§ **Stored records**:
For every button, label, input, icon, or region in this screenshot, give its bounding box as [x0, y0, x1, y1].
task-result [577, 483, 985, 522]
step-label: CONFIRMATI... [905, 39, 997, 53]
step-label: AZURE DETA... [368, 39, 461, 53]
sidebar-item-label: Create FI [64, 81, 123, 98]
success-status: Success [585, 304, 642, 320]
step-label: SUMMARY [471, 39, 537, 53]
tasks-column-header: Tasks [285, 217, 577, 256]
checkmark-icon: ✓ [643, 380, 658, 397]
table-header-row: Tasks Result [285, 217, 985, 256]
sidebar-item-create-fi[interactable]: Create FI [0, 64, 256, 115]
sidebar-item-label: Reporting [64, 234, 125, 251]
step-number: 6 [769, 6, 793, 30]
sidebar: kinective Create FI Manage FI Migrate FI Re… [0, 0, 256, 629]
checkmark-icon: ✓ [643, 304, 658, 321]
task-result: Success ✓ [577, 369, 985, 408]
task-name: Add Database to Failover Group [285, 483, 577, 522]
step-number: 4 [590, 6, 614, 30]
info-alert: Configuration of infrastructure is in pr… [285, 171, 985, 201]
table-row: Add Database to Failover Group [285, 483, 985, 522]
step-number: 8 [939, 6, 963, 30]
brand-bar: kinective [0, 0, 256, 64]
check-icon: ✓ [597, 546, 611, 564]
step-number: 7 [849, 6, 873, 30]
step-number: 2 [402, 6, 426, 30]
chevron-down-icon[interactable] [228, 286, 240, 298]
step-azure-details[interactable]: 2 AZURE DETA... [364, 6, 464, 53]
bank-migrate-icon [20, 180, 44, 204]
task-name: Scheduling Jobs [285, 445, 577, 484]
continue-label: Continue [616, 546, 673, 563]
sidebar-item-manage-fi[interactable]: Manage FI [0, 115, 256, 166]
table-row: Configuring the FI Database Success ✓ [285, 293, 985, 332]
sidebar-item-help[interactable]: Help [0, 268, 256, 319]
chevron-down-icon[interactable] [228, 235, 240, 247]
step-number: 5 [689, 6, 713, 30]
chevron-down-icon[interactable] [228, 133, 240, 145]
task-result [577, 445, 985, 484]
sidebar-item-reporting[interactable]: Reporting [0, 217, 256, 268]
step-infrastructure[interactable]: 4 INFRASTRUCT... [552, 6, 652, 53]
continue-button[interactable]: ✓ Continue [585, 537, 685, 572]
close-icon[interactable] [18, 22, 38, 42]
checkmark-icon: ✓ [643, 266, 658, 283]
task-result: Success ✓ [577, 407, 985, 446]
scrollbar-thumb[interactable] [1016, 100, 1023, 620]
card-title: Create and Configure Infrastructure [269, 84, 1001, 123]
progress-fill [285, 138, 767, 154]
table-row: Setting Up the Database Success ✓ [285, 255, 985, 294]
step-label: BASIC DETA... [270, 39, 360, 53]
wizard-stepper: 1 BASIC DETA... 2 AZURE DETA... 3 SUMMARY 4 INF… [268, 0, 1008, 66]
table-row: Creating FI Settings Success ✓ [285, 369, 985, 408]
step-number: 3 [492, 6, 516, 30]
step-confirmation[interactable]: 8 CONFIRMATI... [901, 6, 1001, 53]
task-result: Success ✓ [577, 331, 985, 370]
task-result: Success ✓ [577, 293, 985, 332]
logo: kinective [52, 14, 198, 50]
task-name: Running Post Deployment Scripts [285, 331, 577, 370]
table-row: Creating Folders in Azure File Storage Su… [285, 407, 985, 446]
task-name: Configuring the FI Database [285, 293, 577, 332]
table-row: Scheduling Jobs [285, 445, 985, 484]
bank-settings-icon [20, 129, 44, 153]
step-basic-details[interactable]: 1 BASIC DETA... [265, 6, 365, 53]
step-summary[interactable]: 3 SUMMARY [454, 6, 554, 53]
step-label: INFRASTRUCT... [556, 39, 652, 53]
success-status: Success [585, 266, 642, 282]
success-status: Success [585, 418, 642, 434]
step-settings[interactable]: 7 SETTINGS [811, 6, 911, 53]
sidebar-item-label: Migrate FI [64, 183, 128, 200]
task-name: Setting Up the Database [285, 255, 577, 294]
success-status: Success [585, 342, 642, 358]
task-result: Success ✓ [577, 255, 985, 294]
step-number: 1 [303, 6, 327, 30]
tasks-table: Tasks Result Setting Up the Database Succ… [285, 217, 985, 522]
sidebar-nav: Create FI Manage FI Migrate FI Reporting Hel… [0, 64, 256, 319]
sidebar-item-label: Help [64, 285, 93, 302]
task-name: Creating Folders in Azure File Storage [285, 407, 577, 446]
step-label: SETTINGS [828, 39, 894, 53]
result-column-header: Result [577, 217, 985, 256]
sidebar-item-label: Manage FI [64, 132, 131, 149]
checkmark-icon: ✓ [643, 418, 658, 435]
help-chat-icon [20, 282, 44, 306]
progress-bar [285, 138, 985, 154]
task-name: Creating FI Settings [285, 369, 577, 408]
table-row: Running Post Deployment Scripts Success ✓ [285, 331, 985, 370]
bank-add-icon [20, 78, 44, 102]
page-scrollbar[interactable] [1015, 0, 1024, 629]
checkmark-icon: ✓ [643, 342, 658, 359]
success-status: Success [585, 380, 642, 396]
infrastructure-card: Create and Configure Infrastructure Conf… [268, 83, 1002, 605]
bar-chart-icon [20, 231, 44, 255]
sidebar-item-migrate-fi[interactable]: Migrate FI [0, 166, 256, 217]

§ **Stated goal**:
Copy the material from its first line through the line that contains "step-label: SUMMARY [471, 39, 537, 53]", swapping "bounding box" for "enclosing rectangle" and leaving everything else as it is.

§ **Task response**:
For every button, label, input, icon, or region in this screenshot, give its enclosing rectangle as [x0, y0, x1, y1].
task-result [577, 483, 985, 522]
step-label: CONFIRMATI... [905, 39, 997, 53]
step-label: AZURE DETA... [368, 39, 461, 53]
sidebar-item-label: Create FI [64, 81, 123, 98]
success-status: Success [585, 304, 642, 320]
step-label: SUMMARY [471, 39, 537, 53]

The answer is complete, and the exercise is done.